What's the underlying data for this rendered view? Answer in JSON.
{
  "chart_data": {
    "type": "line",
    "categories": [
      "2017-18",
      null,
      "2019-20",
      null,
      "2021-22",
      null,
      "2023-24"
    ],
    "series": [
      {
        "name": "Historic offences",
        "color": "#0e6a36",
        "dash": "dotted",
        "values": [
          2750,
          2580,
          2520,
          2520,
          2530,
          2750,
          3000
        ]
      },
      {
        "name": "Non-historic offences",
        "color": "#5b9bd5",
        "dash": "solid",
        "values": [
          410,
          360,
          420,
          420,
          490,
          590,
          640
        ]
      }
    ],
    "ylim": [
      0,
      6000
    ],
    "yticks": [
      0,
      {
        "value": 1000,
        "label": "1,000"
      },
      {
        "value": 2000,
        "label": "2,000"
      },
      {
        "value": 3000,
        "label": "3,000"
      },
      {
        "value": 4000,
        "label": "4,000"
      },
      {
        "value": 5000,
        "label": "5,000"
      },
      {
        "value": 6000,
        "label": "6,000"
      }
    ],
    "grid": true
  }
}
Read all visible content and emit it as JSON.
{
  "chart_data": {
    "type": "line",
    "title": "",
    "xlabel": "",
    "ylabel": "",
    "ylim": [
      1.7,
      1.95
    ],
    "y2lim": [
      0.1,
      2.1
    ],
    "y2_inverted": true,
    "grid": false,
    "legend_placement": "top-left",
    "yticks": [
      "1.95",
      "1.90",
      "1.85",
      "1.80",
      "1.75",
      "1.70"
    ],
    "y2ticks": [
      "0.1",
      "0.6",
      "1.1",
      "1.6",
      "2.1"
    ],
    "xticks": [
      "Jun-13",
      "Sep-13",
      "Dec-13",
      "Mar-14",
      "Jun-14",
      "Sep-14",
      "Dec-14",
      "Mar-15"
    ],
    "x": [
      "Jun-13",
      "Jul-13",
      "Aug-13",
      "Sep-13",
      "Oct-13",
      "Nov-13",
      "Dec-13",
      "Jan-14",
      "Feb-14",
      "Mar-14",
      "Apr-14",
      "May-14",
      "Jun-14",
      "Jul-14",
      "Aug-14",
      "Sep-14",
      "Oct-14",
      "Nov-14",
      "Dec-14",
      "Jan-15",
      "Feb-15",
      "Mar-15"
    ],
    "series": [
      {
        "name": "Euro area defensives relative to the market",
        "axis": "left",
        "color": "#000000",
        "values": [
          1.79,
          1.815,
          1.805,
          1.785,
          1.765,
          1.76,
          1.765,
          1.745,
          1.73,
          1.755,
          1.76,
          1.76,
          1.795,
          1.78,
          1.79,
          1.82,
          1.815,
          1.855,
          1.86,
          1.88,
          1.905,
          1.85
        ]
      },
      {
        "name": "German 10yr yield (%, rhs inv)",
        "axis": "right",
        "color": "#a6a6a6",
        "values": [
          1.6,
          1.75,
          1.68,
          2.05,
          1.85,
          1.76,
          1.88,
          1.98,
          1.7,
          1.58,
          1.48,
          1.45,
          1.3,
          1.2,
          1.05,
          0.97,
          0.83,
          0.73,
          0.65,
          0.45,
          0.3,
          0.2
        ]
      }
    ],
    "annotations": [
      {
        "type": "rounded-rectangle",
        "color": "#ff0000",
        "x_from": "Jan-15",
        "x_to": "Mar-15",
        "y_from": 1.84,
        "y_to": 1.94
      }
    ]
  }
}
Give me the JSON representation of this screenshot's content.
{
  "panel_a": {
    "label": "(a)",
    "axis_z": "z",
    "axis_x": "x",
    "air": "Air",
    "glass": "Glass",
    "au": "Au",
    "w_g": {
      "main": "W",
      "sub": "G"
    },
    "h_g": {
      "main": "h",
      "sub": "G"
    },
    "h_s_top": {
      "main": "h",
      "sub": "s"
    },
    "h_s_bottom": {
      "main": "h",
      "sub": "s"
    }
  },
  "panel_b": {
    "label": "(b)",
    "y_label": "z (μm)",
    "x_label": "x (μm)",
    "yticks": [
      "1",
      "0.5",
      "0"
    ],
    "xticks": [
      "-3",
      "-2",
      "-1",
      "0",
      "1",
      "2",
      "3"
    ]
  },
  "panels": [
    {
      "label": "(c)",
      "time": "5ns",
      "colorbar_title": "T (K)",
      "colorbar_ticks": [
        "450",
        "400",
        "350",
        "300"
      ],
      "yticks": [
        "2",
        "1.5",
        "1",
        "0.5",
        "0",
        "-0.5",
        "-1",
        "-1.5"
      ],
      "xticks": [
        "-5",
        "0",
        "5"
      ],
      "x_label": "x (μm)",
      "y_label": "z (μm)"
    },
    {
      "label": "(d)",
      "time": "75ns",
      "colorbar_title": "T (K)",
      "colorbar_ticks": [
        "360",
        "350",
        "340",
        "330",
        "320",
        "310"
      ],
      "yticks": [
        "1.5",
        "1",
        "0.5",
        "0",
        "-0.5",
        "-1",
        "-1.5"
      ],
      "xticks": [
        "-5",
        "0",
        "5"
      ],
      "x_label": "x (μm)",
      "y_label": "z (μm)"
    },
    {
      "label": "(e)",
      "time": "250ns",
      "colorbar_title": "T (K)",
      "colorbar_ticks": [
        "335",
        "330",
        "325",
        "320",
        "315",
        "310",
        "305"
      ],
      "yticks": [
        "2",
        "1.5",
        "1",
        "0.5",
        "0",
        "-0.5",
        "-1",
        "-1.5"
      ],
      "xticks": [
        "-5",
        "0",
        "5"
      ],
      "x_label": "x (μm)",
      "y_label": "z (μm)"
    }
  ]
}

= = =

» **THE TASK**
Recopy the entries above exactly, with every line included.

» **SOLUTION TO THIS EXERCISE**
What's the underlying data for this rendered view? Answer in JSON.
{
  "chart_data": {
    "type": "line",
    "categories": [
      "2017-18",
      null,
      "2019-20",
      null,
      "2021-22",
      null,
      "2023-24"
    ],
    "series": [
      {
        "name": "Historic offences",
        "color": "#0e6a36",
        "dash": "dotted",
        "values": [
          2750,
          2580,
          2520,
          2520,
          2530,
          2750,
          3000
        ]
      },
      {
        "name": "Non-historic offences",
        "color": "#5b9bd5",
        "dash": "solid",
        "values": [
          410,
          360,
          420,
          420,
          490,
          590,
          640
        ]
      }
    ],
    "ylim": [
      0,
      6000
    ],
    "yticks": [
      0,
      {
        "value": 1000,
        "label": "1,000"
      },
      {
        "value": 2000,
        "label": "2,000"
      },
      {
        "value": 3000,
        "label": "3,000"
      },
      {
        "value": 4000,
        "label": "4,000"
      },
      {
        "value": 5000,
        "label": "5,000"
      },
      {
        "value": 6000,
        "label": "6,000"
      }
    ],
    "grid": true
  }
}
Read all visible content and emit it as JSON.
{
  "chart_data": {
    "type": "line",
    "title": "",
    "xlabel": "",
    "ylabel": "",
    "ylim": [
      1.7,
      1.95
    ],
    "y2lim": [
      0.1,
      2.1
    ],
    "y2_inverted": true,
    "grid": false,
    "legend_placement": "top-left",
    "yticks": [
      "1.95",
      "1.90",
      "1.85",
      "1.80",
      "1.75",
      "1.70"
    ],
    "y2ticks": [
      "0.1",
      "0.6",
      "1.1",
      "1.6",
      "2.1"
    ],
    "xticks": [
      "Jun-13",
      "Sep-13",
      "Dec-13",
      "Mar-14",
      "Jun-14",
      "Sep-14",
      "Dec-14",
      "Mar-15"
    ],
    "x": [
      "Jun-13",
      "Jul-13",
      "Aug-13",
      "Sep-13",
      "Oct-13",
      "Nov-13",
      "Dec-13",
      "Jan-14",
      "Feb-14",
      "Mar-14",
      "Apr-14",
      "May-14",
      "Jun-14",
      "Jul-14",
      "Aug-14",
      "Sep-14",
      "Oct-14",
      "Nov-14",
      "Dec-14",
      "Jan-15",
      "Feb-15",
      "Mar-15"
    ],
    "series": [
      {
        "name": "Euro area defensives relative to the market",
        "axis": "left",
        "color": "#000000",
        "values": [
          1.79,
          1.815,
          1.805,
          1.785,
          1.765,
          1.76,
          1.765,
          1.745,
          1.73,
          1.755,
          1.76,
          1.76,
          1.795,
          1.78,
          1.79,
          1.82,
          1.815,
          1.855,
          1.86,
          1.88,
          1.905,
          1.85
        ]
      },
      {
        "name": "German 10yr yield (%, rhs inv)",
        "axis": "right",
        "color": "#a6a6a6",
        "values": [
          1.6,
          1.75,
          1.68,
          2.05,
          1.85,
          1.76,
          1.88,
          1.98,
          1.7,
          1.58,
          1.48,
          1.45,
          1.3,
          1.2,
          1.05,
          0.97,
          0.83,
          0.73,
          0.65,
          0.45,
          0.3,
          0.2
        ]
      }
    ],
    "annotations": [
      {
        "type": "rounded-rectangle",
        "color": "#ff0000",
        "x_from": "Jan-15",
        "x_to": "Mar-15",
        "y_from": 1.84,
        "y_to": 1.94
      }
    ]
  }
}
Give me the JSON representation of this screenshot's content.
{
  "panel_a": {
    "label": "(a)",
    "axis_z": "z",
    "axis_x": "x",
    "air": "Air",
    "glass": "Glass",
    "au": "Au",
    "w_g": {
      "main": "W",
      "sub": "G"
    },
    "h_g": {
      "main": "h",
      "sub": "G"
    },
    "h_s_top": {
      "main": "h",
      "sub": "s"
    },
    "h_s_bottom": {
      "main": "h",
      "sub": "s"
    }
  },
  "panel_b": {
    "label": "(b)",
    "y_label": "z (μm)",
    "x_label": "x (μm)",
    "yticks": [
      "1",
      "0.5",
      "0"
    ],
    "xticks": [
      "-3",
      "-2",
      "-1",
      "0",
      "1",
      "2",
      "3"
    ]
  },
  "panels": [
    {
      "label": "(c)",
      "time": "5ns",
      "colorbar_title": "T (K)",
      "colorbar_ticks": [
        "450",
        "400",
        "350",
        "300"
      ],
      "yticks": [
        "2",
        "1.5",
        "1",
        "0.5",
        "0",
        "-0.5",
        "-1",
        "-1.5"
      ],
      "xticks": [
        "-5",
        "0",
        "5"
      ],
      "x_label": "x (μm)",
      "y_label": "z (μm)"
    },
    {
      "label": "(d)",
      "time": "75ns",
      "colorbar_title": "T (K)",
      "colorbar_ticks": [
        "360",
        "350",
        "340",
        "330",
        "320",
        "310"
      ],
      "yticks": [
        "1.5",
        "1",
        "0.5",
        "0",
        "-0.5",
        "-1",
        "-1.5"
      ],
      "xticks": [
        "-5",
        "0",
        "5"
      ],
      "x_label": "x (μm)",
      "y_label": "z (μm)"
    },
    {
      "label": "(e)",
      "time": "250ns",
      "colorbar_title": "T (K)",
      "colorbar_ticks": [
        "335",
        "330",
        "325",
        "320",
        "315",
        "310",
        "305"
      ],
      "yticks": [
        "2",
        "1.5",
        "1",
        "0.5",
        "0",
        "-0.5",
        "-1",
        "-1.5"
      ],
      "xticks": [
        "-5",
        "0",
        "5"
      ],
      "x_label": "x (μm)",
      "y_label": "z (μm)"
    }
  ]
}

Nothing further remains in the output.